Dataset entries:
((
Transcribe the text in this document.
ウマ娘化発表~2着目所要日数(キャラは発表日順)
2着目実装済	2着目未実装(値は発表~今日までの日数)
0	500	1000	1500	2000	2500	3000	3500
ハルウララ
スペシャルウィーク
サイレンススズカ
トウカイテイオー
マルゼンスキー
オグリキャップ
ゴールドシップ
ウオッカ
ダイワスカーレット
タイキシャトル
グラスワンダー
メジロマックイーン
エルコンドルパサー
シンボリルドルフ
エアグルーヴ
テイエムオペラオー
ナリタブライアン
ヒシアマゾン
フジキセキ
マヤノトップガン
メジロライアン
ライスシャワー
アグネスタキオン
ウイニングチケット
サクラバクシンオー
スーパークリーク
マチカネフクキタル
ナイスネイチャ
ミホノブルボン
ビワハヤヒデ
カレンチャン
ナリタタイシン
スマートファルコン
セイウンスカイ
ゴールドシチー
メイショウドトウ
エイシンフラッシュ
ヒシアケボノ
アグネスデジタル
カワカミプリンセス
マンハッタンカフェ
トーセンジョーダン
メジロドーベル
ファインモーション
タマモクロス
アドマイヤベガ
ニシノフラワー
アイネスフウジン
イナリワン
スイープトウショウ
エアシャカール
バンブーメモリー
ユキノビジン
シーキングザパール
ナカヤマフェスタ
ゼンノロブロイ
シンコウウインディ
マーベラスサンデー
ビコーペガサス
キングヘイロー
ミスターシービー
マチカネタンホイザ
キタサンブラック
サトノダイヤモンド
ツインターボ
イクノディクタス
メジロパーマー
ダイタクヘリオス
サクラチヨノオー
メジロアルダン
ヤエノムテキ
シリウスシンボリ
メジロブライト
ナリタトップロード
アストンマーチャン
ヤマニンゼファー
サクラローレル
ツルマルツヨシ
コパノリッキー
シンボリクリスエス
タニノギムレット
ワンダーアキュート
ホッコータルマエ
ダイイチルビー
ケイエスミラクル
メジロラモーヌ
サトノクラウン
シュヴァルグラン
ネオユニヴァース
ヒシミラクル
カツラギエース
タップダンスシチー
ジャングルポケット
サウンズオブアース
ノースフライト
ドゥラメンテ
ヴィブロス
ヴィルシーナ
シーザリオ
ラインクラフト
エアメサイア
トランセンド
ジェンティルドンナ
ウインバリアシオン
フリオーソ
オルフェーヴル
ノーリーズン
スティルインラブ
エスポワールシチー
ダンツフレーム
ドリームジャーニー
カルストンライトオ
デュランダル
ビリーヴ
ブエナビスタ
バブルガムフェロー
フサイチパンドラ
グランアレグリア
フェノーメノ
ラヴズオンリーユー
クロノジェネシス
))
WHAT TO PRODUCE
Write out all the lines again, exactly as they are.

FULL ANSWER
Transcribe the text in this document.
ウマ娘化発表~2着目所要日数(キャラは発表日順)
2着目実装済	2着目未実装(値は発表~今日までの日数)
0	500	1000	1500	2000	2500	3000	3500
ハルウララ
スペシャルウィーク
サイレンススズカ
トウカイテイオー
マルゼンスキー
オグリキャップ
ゴールドシップ
ウオッカ
ダイワスカーレット
タイキシャトル
グラスワンダー
メジロマックイーン
エルコンドルパサー
シンボリルドルフ
エアグルーヴ
テイエムオペラオー
ナリタブライアン
ヒシアマゾン
フジキセキ
マヤノトップガン
メジロライアン
ライスシャワー
アグネスタキオン
ウイニングチケット
サクラバクシンオー
スーパークリーク
マチカネフクキタル
ナイスネイチャ
ミホノブルボン
ビワハヤヒデ
カレンチャン
ナリタタイシン
スマートファルコン
セイウンスカイ
ゴールドシチー
メイショウドトウ
エイシンフラッシュ
ヒシアケボノ
アグネスデジタル
カワカミプリンセス
マンハッタンカフェ
トーセンジョーダン
メジロドーベル
ファインモーション
タマモクロス
アドマイヤベガ
ニシノフラワー
アイネスフウジン
イナリワン
スイープトウショウ
エアシャカール
バンブーメモリー
ユキノビジン
シーキングザパール
ナカヤマフェスタ
ゼンノロブロイ
シンコウウインディ
マーベラスサンデー
ビコーペガサス
キングヘイロー
ミスターシービー
マチカネタンホイザ
キタサンブラック
サトノダイヤモンド
ツインターボ
イクノディクタス
メジロパーマー
ダイタクヘリオス
サクラチヨノオー
メジロアルダン
ヤエノムテキ
シリウスシンボリ
メジロブライト
ナリタトップロード
アストンマーチャン
ヤマニンゼファー
サクラローレル
ツルマルツヨシ
コパノリッキー
シンボリクリスエス
タニノギムレット
ワンダーアキュート
ホッコータルマエ
ダイイチルビー
ケイエスミラクル
メジロラモーヌ
サトノクラウン
シュヴァルグラン
ネオユニヴァース
ヒシミラクル
カツラギエース
タップダンスシチー
ジャングルポケット
サウンズオブアース
ノースフライト
ドゥラメンテ
ヴィブロス
ヴィルシーナ
シーザリオ
ラインクラフト
エアメサイア
トランセンド
ジェンティルドンナ
ウインバリアシオン
フリオーソ
オルフェーヴル
ノーリーズン
スティルインラブ
エスポワールシチー
ダンツフレーム
ドリームジャーニー
カルストンライトオ
デュランダル
ビリーヴ
ブエナビスタ
バブルガムフェロー
フサイチパンドラ
グランアレグリア
フェノーメノ
ラヴズオンリーユー
クロノジェネシス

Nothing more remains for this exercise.